> _Given exercise_:
You are to retype all of the data exactly as it appears.
--- Rows ---
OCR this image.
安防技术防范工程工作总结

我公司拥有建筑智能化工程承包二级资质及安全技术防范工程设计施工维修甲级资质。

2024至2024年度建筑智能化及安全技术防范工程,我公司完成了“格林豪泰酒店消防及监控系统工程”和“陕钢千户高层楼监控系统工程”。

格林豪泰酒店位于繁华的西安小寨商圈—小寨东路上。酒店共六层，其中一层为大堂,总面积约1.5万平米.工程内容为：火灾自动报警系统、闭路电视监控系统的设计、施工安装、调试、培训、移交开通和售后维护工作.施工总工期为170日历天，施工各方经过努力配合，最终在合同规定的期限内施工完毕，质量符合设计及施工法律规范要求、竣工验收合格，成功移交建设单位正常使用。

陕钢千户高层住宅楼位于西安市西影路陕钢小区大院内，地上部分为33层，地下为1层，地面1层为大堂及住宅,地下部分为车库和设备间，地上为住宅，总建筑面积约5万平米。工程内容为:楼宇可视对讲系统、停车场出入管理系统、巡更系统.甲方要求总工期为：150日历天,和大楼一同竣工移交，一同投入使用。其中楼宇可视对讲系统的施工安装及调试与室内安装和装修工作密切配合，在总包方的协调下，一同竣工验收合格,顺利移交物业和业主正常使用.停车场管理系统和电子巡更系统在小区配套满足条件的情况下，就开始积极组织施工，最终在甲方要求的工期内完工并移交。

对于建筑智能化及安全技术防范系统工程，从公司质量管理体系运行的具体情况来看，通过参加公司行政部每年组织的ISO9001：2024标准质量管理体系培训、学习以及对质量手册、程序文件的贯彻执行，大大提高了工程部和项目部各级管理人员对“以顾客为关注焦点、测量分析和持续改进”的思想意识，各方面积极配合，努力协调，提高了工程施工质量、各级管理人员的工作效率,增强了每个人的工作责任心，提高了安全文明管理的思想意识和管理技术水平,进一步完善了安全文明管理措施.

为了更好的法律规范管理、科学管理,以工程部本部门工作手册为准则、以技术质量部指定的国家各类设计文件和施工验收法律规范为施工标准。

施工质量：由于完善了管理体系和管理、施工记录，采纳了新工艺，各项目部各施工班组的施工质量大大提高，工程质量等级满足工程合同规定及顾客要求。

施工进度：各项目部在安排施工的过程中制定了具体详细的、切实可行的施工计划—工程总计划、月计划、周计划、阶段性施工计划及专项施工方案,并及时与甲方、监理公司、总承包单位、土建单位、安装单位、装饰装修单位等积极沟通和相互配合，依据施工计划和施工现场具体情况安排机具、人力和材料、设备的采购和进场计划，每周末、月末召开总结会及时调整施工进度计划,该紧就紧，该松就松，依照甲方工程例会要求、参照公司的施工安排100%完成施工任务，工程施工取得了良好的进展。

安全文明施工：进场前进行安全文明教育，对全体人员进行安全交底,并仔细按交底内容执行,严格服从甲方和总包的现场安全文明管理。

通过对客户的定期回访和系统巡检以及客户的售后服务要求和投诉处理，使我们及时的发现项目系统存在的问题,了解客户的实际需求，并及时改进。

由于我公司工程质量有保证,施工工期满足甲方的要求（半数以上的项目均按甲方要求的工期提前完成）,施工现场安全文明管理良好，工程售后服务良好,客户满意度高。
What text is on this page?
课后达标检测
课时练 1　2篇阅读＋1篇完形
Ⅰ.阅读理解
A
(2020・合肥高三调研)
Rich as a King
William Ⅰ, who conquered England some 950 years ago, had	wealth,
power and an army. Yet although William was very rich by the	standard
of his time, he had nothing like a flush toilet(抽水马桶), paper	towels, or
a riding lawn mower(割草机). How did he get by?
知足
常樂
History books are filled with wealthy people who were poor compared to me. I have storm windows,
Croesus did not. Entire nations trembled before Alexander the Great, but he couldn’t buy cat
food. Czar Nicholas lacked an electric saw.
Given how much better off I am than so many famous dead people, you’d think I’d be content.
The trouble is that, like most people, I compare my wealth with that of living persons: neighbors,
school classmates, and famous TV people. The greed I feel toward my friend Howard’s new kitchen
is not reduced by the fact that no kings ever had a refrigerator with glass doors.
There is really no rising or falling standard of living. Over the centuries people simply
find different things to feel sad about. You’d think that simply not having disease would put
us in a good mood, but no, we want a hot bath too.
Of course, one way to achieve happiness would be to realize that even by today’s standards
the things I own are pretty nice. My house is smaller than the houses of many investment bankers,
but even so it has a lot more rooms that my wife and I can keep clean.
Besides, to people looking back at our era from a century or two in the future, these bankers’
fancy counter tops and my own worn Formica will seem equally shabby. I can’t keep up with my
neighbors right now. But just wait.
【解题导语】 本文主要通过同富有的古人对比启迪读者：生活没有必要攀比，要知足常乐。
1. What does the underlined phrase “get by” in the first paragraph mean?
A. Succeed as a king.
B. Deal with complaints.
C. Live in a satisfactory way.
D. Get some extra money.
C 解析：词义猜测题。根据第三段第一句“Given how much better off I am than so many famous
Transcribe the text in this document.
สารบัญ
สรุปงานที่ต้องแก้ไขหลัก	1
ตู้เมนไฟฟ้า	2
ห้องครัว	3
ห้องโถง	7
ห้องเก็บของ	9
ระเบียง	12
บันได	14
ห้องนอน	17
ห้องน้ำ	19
---
> _Right answer_:
OCR this image.
安防技术防范工程工作总结

我公司拥有建筑智能化工程承包二级资质及安全技术防范工程设计施工维修甲级资质。

2024至2024年度建筑智能化及安全技术防范工程,我公司完成了“格林豪泰酒店消防及监控系统工程”和“陕钢千户高层楼监控系统工程”。

格林豪泰酒店位于繁华的西安小寨商圈—小寨东路上。酒店共六层，其中一层为大堂,总面积约1.5万平米.工程内容为：火灾自动报警系统、闭路电视监控系统的设计、施工安装、调试、培训、移交开通和售后维护工作.施工总工期为170日历天，施工各方经过努力配合，最终在合同规定的期限内施工完毕，质量符合设计及施工法律规范要求、竣工验收合格，成功移交建设单位正常使用。

陕钢千户高层住宅楼位于西安市西影路陕钢小区大院内，地上部分为33层，地下为1层，地面1层为大堂及住宅,地下部分为车库和设备间，地上为住宅，总建筑面积约5万平米。工程内容为:楼宇可视对讲系统、停车场出入管理系统、巡更系统.甲方要求总工期为：150日历天,和大楼一同竣工移交，一同投入使用。其中楼宇可视对讲系统的施工安装及调试与室内安装和装修工作密切配合，在总包方的协调下，一同竣工验收合格,顺利移交物业和业主正常使用.停车场管理系统和电子巡更系统在小区配套满足条件的情况下，就开始积极组织施工，最终在甲方要求的工期内完工并移交。

对于建筑智能化及安全技术防范系统工程，从公司质量管理体系运行的具体情况来看，通过参加公司行政部每年组织的ISO9001：2024标准质量管理体系培训、学习以及对质量手册、程序文件的贯彻执行，大大提高了工程部和项目部各级管理人员对“以顾客为关注焦点、测量分析和持续改进”的思想意识，各方面积极配合，努力协调，提高了工程施工质量、各级管理人员的工作效率,增强了每个人的工作责任心，提高了安全文明管理的思想意识和管理技术水平,进一步完善了安全文明管理措施.

为了更好的法律规范管理、科学管理,以工程部本部门工作手册为准则、以技术质量部指定的国家各类设计文件和施工验收法律规范为施工标准。

施工质量：由于完善了管理体系和管理、施工记录，采纳了新工艺，各项目部各施工班组的施工质量大大提高，工程质量等级满足工程合同规定及顾客要求。

施工进度：各项目部在安排施工的过程中制定了具体详细的、切实可行的施工计划—工程总计划、月计划、周计划、阶段性施工计划及专项施工方案,并及时与甲方、监理公司、总承包单位、土建单位、安装单位、装饰装修单位等积极沟通和相互配合，依据施工计划和施工现场具体情况安排机具、人力和材料、设备的采购和进场计划，每周末、月末召开总结会及时调整施工进度计划,该紧就紧，该松就松，依照甲方工程例会要求、参照公司的施工安排100%完成施工任务，工程施工取得了良好的进展。

安全文明施工：进场前进行安全文明教育，对全体人员进行安全交底,并仔细按交底内容执行,严格服从甲方和总包的现场安全文明管理。

通过对客户的定期回访和系统巡检以及客户的售后服务要求和投诉处理，使我们及时的发现项目系统存在的问题,了解客户的实际需求，并及时改进。

由于我公司工程质量有保证,施工工期满足甲方的要求（半数以上的项目均按甲方要求的工期提前完成）,施工现场安全文明管理良好，工程售后服务良好,客户满意度高。
What text is on this page?
课后达标检测
课时练 1　2篇阅读＋1篇完形
Ⅰ.阅读理解
A
(2020・合肥高三调研)
Rich as a King
William Ⅰ, who conquered England some 950 years ago, had	wealth,
power and an army. Yet although William was very rich by the	standard
of his time, he had nothing like a flush toilet(抽水马桶), paper	towels, or
a riding lawn mower(割草机). How did he get by?
知足
常樂
History books are filled with wealthy people who were poor compared to me. I have storm windows,
Croesus did not. Entire nations trembled before Alexander the Great, but he couldn’t buy cat
food. Czar Nicholas lacked an electric saw.
Given how much better off I am than so many famous dead people, you’d think I’d be content.
The trouble is that, like most people, I compare my wealth with that of living persons: neighbors,
school classmates, and famous TV people. The greed I feel toward my friend Howard’s new kitchen
is not reduced by the fact that no kings ever had a refrigerator with glass doors.
There is really no rising or falling standard of living. Over the centuries people simply
find different things to feel sad about. You’d think that simply not having disease would put
us in a good mood, but no, we want a hot bath too.
Of course, one way to achieve happiness would be to realize that even by today’s standards
the things I own are pretty nice. My house is smaller than the houses of many investment bankers,
but even so it has a lot more rooms that my wife and I can keep clean.
Besides, to people looking back at our era from a century or two in the future, these bankers’
fancy counter tops and my own worn Formica will seem equally shabby. I can’t keep up with my
neighbors right now. But just wait.
【解题导语】 本文主要通过同富有的古人对比启迪读者：生活没有必要攀比，要知足常乐。
1. What does the underlined phrase “get by” in the first paragraph mean?
A. Succeed as a king.
B. Deal with complaints.
C. Live in a satisfactory way.
D. Get some extra money.
C 解析：词义猜测题。根据第三段第一句“Given how much better off I am than so many famous
Transcribe the text in this document.
สารบัญ
สรุปงานที่ต้องแก้ไขหลัก	1
ตู้เมนไฟฟ้า	2
ห้องครัว	3
ห้องโถง	7
ห้องเก็บของ	9
ระเบียง	12
บันได	14
ห้องนอน	17
ห้องน้ำ	19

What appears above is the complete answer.